- _Stated exercise_
Wherever the word "RelationshipTypes" appears in a line, extract that line.

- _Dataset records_
+ + + + + + +

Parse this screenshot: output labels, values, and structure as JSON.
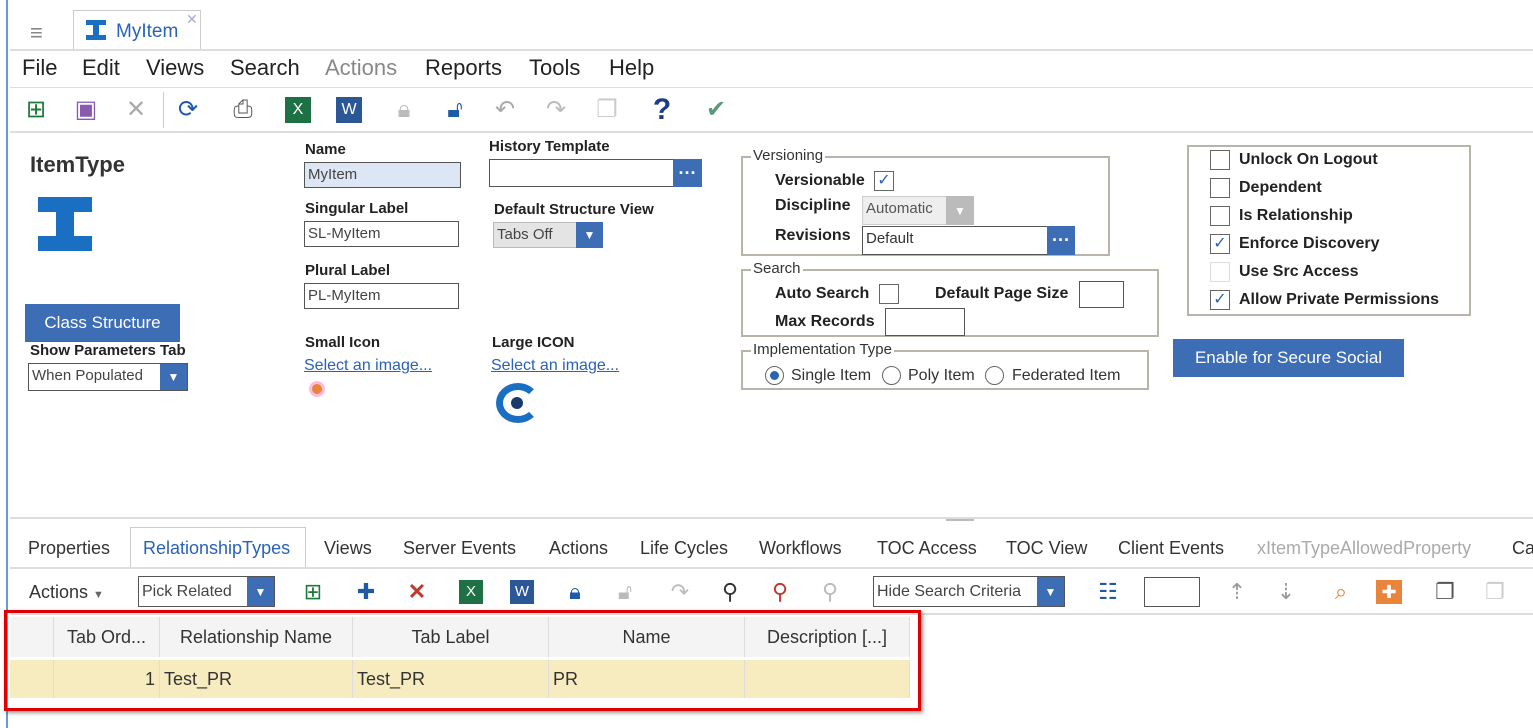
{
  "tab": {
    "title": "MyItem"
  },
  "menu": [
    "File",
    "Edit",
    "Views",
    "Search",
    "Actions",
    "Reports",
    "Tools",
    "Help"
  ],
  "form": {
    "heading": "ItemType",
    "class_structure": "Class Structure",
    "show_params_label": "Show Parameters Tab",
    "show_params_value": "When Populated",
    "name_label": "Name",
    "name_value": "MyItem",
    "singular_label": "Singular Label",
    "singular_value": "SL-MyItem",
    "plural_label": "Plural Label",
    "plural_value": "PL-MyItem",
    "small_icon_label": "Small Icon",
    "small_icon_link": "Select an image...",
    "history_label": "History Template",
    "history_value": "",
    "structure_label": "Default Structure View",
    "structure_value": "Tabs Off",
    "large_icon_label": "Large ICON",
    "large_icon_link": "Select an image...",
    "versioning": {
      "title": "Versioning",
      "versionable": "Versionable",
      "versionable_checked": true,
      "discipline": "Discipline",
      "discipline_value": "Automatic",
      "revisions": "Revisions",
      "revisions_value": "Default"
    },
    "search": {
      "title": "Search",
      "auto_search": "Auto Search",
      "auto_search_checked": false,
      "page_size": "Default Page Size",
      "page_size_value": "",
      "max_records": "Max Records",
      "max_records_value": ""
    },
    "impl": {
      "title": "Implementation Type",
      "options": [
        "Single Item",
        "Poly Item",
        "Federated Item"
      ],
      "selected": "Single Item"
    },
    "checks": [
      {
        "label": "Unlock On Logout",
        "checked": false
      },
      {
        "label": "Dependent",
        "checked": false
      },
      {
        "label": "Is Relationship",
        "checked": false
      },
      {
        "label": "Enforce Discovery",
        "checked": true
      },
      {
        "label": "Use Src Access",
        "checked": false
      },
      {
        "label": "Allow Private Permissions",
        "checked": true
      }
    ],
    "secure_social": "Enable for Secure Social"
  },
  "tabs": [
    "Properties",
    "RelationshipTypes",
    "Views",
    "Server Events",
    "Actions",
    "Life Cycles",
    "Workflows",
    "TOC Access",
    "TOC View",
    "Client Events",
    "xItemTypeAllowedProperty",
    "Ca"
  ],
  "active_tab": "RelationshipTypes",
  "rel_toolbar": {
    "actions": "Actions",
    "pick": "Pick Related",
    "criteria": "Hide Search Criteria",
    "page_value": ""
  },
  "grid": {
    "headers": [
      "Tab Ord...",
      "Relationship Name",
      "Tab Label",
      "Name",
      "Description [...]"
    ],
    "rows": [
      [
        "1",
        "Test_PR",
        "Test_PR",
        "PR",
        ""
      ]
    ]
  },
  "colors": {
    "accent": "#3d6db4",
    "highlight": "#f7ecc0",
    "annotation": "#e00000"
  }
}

+ + + + + + +

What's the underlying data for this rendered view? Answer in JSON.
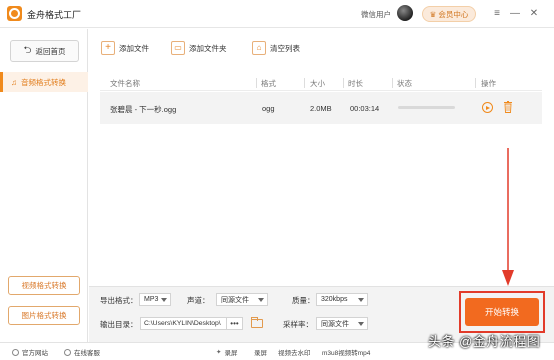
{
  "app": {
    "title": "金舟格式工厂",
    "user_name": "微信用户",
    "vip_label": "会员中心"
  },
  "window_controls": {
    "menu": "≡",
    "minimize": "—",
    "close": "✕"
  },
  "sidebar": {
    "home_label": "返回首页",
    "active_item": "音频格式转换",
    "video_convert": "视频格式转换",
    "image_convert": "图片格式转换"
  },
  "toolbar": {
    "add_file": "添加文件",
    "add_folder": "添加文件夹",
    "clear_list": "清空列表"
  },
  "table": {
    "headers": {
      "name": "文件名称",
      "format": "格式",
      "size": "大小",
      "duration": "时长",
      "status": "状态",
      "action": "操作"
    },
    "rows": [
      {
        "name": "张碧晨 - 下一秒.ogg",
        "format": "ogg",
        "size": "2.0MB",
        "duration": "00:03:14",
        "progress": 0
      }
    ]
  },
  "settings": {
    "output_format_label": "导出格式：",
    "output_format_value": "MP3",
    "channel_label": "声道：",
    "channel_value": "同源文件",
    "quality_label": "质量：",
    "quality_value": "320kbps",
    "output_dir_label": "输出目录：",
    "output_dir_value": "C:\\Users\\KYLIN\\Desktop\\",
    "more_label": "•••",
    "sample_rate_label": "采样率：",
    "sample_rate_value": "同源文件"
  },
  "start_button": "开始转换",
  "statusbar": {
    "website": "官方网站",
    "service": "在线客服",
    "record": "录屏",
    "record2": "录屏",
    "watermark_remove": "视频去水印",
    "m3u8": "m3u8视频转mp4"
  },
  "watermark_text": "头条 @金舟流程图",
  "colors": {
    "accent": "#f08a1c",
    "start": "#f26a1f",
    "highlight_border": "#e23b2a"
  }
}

+ + + + + + +

- _In response_
    "RelationshipTypes",
  "active_tab": "RelationshipTypes",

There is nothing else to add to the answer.